-- begin RECORD LIST --
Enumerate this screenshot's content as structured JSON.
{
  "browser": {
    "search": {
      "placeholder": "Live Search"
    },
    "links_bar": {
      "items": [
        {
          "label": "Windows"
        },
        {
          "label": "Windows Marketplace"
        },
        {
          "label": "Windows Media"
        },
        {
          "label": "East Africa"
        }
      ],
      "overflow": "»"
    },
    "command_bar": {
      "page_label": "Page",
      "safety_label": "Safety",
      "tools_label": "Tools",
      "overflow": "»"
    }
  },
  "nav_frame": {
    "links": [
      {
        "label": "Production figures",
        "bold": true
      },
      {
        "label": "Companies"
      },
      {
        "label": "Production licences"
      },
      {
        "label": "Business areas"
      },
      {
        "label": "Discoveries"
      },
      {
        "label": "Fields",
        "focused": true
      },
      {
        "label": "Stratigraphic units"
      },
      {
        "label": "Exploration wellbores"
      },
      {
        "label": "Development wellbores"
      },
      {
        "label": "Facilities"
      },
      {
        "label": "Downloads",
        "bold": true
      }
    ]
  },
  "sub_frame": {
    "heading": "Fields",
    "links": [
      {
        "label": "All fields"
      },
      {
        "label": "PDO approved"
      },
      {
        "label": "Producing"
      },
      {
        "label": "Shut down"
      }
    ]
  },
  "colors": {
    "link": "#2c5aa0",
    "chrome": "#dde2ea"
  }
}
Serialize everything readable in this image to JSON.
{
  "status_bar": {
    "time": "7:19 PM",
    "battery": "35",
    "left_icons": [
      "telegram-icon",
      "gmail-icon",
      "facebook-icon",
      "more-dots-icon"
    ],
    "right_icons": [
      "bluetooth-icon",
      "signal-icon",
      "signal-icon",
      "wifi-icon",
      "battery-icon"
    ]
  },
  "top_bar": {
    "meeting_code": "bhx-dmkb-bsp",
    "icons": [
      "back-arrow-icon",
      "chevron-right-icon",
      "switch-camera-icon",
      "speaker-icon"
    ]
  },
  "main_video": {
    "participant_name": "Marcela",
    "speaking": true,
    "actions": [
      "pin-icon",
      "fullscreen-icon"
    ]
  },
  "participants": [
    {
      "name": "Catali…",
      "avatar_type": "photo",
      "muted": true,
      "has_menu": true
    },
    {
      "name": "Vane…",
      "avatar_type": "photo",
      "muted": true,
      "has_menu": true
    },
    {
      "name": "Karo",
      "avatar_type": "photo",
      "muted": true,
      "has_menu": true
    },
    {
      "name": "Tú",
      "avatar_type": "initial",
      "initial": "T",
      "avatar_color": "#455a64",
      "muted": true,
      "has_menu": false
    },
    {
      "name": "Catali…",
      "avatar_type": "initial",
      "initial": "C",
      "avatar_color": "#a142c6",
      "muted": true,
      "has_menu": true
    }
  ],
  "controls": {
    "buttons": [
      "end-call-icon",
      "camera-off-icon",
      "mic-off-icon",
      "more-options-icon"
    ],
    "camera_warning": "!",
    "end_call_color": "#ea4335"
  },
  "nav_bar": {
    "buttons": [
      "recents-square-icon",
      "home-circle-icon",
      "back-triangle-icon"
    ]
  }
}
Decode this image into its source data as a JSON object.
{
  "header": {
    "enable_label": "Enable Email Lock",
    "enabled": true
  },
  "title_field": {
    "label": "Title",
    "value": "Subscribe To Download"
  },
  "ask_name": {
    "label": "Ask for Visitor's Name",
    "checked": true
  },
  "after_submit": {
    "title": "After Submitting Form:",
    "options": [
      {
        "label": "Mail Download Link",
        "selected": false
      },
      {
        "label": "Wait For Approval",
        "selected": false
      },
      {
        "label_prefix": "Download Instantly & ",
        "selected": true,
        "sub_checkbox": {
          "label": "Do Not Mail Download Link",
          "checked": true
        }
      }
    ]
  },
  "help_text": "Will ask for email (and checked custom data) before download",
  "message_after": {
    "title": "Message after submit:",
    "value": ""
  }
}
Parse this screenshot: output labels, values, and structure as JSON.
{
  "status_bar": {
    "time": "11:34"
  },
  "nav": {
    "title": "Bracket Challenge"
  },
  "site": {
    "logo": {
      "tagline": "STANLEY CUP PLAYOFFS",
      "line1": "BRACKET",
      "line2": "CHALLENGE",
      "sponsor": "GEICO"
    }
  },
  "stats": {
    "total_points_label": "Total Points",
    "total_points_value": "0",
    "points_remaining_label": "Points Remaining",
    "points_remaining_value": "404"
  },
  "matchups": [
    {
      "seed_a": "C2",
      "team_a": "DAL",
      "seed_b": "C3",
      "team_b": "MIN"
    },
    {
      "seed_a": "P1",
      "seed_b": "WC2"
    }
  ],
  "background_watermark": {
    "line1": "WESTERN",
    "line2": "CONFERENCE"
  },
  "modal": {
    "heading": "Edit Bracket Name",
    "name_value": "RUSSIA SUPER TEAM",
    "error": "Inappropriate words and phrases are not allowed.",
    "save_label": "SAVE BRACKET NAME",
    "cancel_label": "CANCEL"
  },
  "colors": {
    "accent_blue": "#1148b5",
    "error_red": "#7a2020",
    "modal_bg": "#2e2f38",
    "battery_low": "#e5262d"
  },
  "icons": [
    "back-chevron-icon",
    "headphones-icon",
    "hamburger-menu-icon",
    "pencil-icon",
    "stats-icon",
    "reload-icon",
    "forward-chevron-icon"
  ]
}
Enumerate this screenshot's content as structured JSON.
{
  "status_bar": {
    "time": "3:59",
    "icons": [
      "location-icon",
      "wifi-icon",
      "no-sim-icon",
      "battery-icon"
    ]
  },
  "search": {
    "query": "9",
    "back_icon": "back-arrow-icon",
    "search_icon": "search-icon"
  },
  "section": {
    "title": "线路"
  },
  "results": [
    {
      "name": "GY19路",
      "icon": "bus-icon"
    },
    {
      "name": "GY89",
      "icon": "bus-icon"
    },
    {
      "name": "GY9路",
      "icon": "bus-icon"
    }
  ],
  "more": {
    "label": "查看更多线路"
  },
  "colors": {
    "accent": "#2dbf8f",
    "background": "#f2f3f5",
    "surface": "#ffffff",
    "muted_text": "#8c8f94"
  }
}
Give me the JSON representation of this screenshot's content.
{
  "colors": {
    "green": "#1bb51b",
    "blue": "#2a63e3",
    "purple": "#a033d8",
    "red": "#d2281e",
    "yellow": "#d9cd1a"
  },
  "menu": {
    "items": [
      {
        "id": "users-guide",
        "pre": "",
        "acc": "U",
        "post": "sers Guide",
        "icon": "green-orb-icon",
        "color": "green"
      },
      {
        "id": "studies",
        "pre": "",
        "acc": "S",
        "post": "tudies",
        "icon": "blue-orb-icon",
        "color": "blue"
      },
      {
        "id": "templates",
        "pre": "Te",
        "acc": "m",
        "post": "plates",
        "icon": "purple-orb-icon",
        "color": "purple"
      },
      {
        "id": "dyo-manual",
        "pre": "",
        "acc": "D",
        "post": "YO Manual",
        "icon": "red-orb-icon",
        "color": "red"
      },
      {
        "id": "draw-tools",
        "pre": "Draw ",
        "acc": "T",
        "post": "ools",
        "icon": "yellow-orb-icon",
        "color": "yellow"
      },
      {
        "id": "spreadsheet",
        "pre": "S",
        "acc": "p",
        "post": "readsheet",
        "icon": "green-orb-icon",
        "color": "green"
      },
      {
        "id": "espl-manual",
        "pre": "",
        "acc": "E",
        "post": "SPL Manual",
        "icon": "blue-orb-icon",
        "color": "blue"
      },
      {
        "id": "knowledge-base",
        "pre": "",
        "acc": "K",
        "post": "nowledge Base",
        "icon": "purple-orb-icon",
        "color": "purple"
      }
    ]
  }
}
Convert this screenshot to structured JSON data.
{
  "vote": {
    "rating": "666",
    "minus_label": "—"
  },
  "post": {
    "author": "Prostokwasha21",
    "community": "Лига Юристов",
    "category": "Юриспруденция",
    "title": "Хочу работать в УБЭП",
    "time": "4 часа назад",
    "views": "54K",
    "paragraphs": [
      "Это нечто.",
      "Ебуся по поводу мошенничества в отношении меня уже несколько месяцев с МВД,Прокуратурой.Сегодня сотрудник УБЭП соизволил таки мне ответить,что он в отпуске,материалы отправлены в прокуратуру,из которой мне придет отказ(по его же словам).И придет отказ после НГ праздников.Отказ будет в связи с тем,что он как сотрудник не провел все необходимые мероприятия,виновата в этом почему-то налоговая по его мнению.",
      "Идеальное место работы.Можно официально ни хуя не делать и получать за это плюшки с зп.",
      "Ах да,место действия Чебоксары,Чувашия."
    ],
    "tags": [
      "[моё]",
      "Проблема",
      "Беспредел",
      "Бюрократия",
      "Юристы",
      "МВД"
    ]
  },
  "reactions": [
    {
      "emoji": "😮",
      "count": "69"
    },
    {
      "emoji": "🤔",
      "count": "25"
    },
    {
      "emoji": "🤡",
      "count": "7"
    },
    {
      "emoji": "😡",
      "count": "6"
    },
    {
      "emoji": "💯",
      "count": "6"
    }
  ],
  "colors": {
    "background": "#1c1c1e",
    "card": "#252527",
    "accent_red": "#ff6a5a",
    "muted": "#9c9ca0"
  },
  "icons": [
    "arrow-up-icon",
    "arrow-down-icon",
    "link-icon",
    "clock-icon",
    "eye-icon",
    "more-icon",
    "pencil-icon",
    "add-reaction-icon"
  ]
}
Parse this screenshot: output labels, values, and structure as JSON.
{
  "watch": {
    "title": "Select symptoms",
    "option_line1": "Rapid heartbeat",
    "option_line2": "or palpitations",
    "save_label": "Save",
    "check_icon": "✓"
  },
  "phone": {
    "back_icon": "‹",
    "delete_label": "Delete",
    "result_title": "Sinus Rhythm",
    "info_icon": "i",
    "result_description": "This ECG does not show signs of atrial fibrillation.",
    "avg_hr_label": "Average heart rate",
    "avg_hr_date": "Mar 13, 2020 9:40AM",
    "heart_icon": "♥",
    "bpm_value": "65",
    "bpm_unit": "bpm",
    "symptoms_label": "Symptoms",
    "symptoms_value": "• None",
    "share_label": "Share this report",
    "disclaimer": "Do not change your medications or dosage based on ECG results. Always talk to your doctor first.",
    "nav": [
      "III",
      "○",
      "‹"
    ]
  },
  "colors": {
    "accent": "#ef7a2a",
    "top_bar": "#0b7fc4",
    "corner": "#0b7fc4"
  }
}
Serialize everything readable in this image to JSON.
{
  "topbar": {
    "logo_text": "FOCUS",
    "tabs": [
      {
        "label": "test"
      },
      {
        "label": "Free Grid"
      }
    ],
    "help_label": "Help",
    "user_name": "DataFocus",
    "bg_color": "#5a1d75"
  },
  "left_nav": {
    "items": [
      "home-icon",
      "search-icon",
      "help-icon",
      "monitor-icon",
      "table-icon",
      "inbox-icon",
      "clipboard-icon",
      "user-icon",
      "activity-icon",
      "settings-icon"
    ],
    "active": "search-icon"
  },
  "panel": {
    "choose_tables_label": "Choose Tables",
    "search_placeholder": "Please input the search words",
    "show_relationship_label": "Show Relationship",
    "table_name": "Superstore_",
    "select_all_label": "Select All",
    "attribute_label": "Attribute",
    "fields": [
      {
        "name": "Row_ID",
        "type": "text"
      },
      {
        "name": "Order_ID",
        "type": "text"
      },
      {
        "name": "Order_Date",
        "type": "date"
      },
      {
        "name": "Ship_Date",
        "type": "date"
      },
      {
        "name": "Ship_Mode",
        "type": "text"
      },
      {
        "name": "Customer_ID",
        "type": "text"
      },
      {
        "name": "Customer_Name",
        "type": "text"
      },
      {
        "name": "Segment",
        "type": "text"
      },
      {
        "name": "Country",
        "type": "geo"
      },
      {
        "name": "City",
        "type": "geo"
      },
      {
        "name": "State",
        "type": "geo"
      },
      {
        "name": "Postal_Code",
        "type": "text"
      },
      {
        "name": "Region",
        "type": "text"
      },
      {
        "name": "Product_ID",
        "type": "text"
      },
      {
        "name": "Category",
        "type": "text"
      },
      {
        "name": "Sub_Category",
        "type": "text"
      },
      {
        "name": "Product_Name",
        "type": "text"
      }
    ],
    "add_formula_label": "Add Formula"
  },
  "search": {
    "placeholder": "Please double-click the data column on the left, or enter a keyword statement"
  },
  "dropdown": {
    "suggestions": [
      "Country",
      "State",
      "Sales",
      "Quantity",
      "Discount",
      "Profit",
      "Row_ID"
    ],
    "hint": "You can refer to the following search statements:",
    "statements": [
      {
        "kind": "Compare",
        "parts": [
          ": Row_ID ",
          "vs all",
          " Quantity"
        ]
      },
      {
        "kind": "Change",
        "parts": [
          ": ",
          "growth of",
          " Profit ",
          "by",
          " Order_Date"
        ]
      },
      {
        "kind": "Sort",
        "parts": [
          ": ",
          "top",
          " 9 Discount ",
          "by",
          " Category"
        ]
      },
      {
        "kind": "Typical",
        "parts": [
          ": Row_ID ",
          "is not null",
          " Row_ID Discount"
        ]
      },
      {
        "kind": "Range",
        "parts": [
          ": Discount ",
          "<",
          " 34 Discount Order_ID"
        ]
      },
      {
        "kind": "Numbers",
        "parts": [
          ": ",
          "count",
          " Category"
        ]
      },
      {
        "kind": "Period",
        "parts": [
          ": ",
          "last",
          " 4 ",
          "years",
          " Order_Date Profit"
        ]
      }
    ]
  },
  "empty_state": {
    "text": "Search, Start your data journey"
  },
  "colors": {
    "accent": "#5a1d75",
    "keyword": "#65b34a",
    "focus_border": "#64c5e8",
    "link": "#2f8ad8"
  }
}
-- end RECORD LIST --
• TASK GOAL
Your answer should be only the number of lines that hold the word "Discount".

• OUTPUT FOR THIS TASK
5